*Prompt*: Identify each line holding the string "early" and copy it.

%%

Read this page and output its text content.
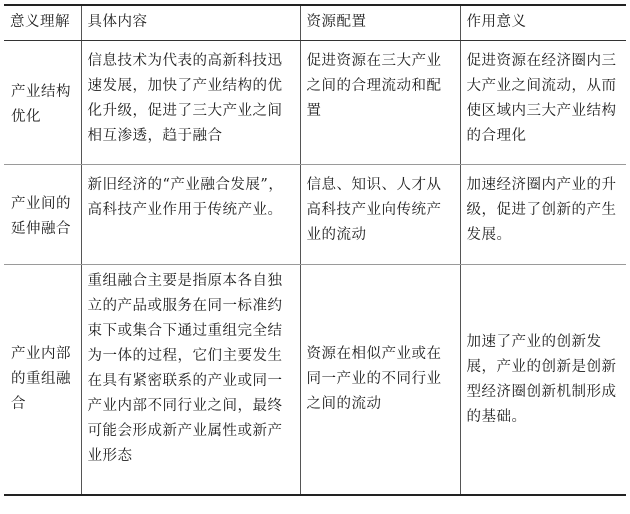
意义理解	具体内容	资源配置	作用意义
产业结构优化	信息技术为代表的高新科技迅速发展，加快了产业结构的优化升级，促进了三大产业之间相互渗透，趋于融合	促进资源在三大产业之间的合理流动和配置	促进资源在经济圈内三大产业之间流动，从而使区域内三大产业结构的合理化
产业间的延伸融合	新旧经济的“产业融合发展”，高科技产业作用于传统产业。	信息、知识、人才从高科技产业向传统产业的流动	加速经济圈内产业的升级，促进了创新的产生发展。
产业内部的重组融合	重组融合主要是指原本各自独立的产品或服务在同一标准约束下或集合下通过重组完全结为一体的过程，它们主要发生在具有紧密联系的产业或同一产业内部不同行业之间，最终可能会形成新产业属性或新产业形态	资源在相似产业或在同一产业的不同行业之间的流动	加速了产业的创新发展，产业的创新是创新型经济圈创新机制形成的基础。
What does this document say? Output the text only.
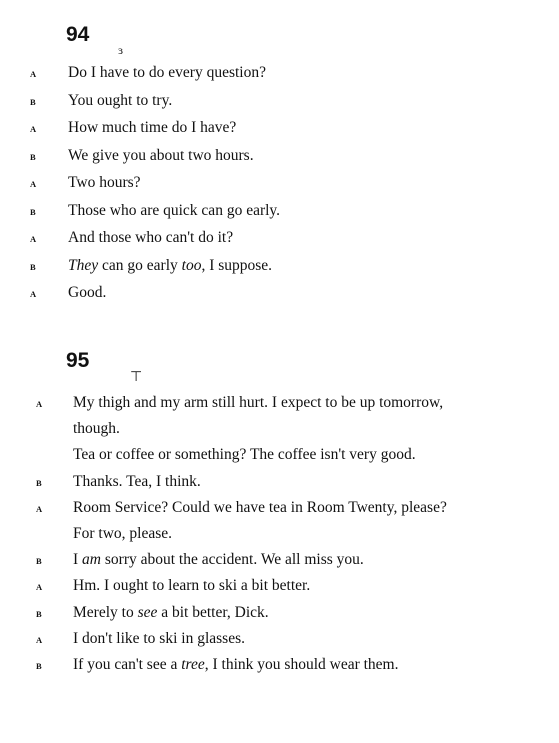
94
ɜ
A Do I have to do every question?
B You ought to try.
A How much time do I have?
B We give you about two hours.
A Two hours?
B Those who are quick can go early.
A And those who can't do it?
B They can go early too, I suppose.
A Good.
95
⊤
A My thigh and my arm still hurt. I expect to be up tomorrow,
though.
Tea or coffee or something? The coffee isn't very good.
B Thanks. Tea, I think.
A Room Service? Could we have tea in Room Twenty, please?
For two, please.
B I am sorry about the accident. We all miss you.
A Hm. I ought to learn to ski a bit better.
B Merely to see a bit better, Dick.
A I don't like to ski in glasses.
B If you can't see a tree, I think you should wear them.
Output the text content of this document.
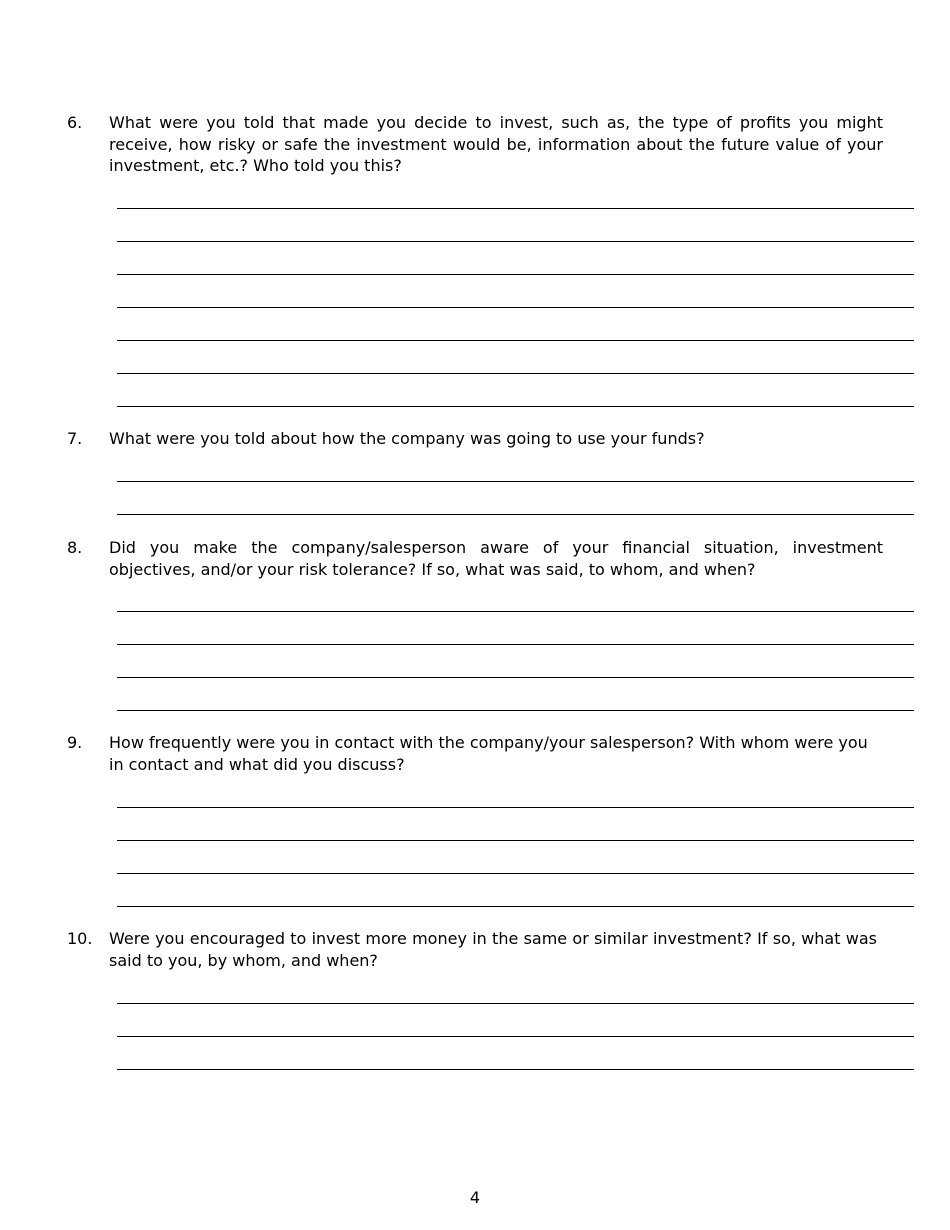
6. What were you told that made you decide to invest, such as, the type of profits you might receive, how risky or safe the investment would be, information about the future value of your investment, etc.? Who told you this?
7. What were you told about how the company was going to use your funds?
8. Did you make the company/salesperson aware of your financial situation, investment objectives, and/or your risk tolerance? If so, what was said, to whom, and when?
9. How frequently were you in contact with the company/your salesperson? With whom were you in contact and what did you discuss?
10. Were you encouraged to invest more money in the same or similar investment? If so, what was said to you, by whom, and when?
4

%%

*Solution below*:
B Those who are quick can go early.
B They can go early too, I suppose.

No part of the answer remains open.